## START Data shown

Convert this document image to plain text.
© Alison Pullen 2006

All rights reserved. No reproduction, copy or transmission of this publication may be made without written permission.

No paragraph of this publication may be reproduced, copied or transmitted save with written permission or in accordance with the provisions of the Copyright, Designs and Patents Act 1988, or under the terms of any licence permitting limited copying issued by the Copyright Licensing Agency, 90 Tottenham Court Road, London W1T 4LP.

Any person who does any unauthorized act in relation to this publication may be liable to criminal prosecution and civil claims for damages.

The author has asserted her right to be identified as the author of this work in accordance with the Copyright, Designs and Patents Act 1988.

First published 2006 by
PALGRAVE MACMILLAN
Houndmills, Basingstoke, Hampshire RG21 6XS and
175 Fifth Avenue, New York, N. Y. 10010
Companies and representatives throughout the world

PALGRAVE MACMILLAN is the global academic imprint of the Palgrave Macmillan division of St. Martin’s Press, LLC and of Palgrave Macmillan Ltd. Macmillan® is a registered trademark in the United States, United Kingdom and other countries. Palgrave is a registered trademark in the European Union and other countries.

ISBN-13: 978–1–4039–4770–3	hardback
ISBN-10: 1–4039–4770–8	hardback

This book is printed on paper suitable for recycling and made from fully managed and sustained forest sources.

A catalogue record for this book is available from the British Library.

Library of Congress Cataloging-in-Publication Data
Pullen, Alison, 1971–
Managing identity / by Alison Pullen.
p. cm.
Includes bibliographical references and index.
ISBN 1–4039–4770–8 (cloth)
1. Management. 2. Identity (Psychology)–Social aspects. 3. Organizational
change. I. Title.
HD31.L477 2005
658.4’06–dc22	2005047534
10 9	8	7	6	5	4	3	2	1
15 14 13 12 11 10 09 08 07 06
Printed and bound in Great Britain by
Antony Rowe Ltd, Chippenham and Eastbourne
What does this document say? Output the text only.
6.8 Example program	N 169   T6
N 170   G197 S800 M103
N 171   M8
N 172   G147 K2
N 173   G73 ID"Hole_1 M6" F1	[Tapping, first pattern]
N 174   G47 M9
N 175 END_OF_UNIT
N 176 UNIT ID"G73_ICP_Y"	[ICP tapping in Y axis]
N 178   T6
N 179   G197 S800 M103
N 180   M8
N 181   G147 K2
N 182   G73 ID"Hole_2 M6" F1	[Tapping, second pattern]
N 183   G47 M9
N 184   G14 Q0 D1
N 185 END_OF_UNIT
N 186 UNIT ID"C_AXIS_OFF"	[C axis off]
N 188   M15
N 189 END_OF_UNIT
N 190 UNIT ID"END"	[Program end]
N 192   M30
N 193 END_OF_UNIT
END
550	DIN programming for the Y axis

## END Data shown

Problem details –
Locate "What does this" in the material, then quote the line that contains it and all lines after it through the final one.

Exercise answer –
What does this document say? Output the text only.
6.8 Example program	N 169   T6
N 170   G197 S800 M103
N 171   M8
N 172   G147 K2
N 173   G73 ID"Hole_1 M6" F1	[Tapping, first pattern]
N 174   G47 M9
N 175 END_OF_UNIT
N 176 UNIT ID"G73_ICP_Y"	[ICP tapping in Y axis]
N 178   T6
N 179   G197 S800 M103
N 180   M8
N 181   G147 K2
N 182   G73 ID"Hole_2 M6" F1	[Tapping, second pattern]
N 183   G47 M9
N 184   G14 Q0 D1
N 185 END_OF_UNIT
N 186 UNIT ID"C_AXIS_OFF"	[C axis off]
N 188   M15
N 189 END_OF_UNIT
N 190 UNIT ID"END"	[Program end]
N 192   M30
N 193 END_OF_UNIT
END
550	DIN programming for the Y axis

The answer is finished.